* [WRITTEN TASK]:
Scan the data below and pick out the lines containing the word "Eight".

* [Dataset records]:
======

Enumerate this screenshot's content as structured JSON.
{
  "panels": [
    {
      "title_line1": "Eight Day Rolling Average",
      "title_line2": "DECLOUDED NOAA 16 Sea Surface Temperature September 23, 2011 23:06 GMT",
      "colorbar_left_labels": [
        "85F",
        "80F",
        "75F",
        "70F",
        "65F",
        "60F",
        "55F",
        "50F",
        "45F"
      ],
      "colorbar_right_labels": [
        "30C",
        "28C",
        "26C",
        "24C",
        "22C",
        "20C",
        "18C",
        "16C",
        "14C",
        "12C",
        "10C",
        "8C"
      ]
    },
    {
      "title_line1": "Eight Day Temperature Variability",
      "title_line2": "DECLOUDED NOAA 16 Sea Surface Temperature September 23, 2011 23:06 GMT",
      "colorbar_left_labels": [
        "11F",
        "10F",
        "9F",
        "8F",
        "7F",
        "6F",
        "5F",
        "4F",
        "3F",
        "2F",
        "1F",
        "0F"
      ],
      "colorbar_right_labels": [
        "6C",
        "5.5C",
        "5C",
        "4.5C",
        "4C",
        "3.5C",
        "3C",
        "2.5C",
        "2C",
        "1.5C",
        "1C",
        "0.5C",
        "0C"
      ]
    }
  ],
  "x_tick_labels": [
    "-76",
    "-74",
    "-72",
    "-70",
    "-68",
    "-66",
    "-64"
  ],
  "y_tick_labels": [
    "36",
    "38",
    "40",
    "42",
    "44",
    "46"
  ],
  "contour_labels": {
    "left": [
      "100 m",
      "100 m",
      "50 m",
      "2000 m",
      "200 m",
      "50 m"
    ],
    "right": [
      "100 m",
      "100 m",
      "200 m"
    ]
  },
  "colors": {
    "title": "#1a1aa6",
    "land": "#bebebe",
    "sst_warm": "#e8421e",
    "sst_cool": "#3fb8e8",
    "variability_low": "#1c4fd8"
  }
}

======

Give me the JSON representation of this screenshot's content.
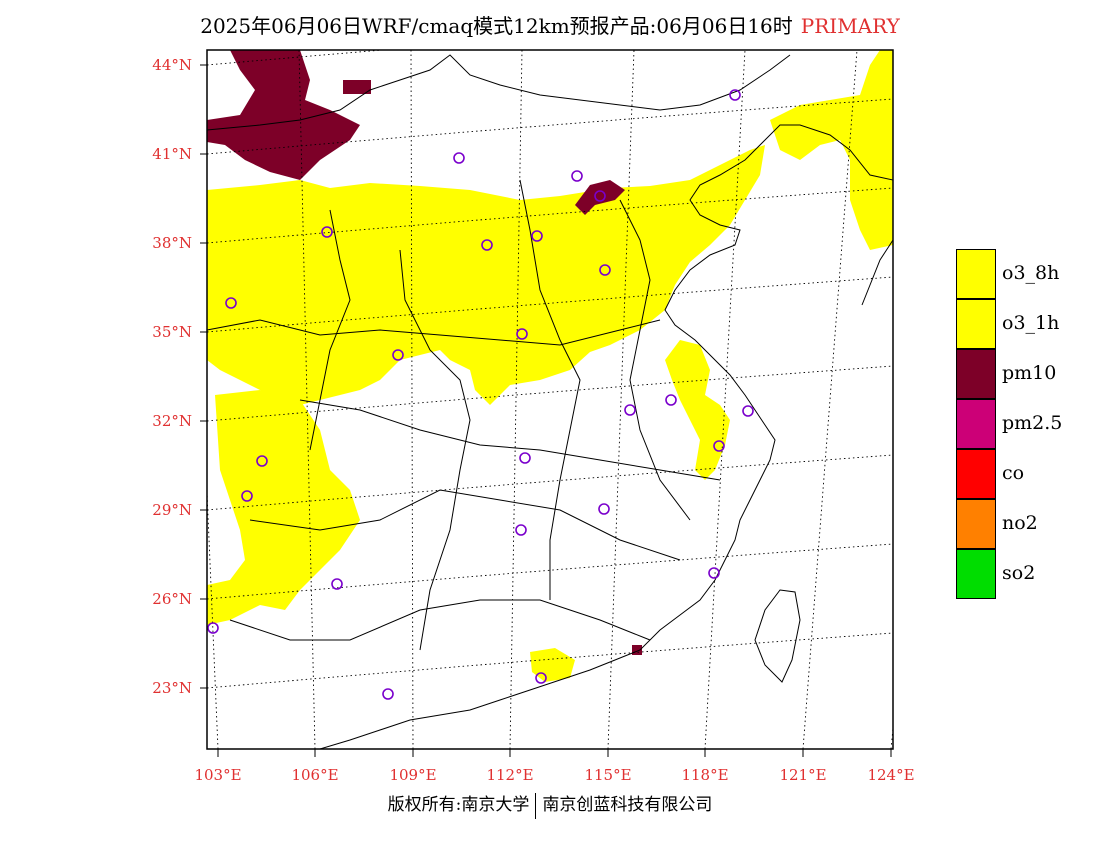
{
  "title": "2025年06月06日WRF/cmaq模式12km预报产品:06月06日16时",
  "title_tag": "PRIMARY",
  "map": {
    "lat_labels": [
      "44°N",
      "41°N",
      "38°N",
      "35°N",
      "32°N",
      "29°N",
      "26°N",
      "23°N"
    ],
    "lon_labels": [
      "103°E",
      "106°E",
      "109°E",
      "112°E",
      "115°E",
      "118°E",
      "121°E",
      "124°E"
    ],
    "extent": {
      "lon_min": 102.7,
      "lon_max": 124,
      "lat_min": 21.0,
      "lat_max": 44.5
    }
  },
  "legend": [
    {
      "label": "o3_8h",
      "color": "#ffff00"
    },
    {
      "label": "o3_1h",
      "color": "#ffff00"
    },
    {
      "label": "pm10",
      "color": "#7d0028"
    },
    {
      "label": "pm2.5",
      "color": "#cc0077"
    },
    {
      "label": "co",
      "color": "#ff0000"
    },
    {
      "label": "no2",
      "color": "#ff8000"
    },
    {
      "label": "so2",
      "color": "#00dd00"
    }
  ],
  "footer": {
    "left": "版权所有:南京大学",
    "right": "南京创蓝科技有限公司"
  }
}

======

* [ANSWER TO THE EXERCISE]:
      "title_line1": "Eight Day Rolling Average",
      "title_line1": "Eight Day Temperature Variability",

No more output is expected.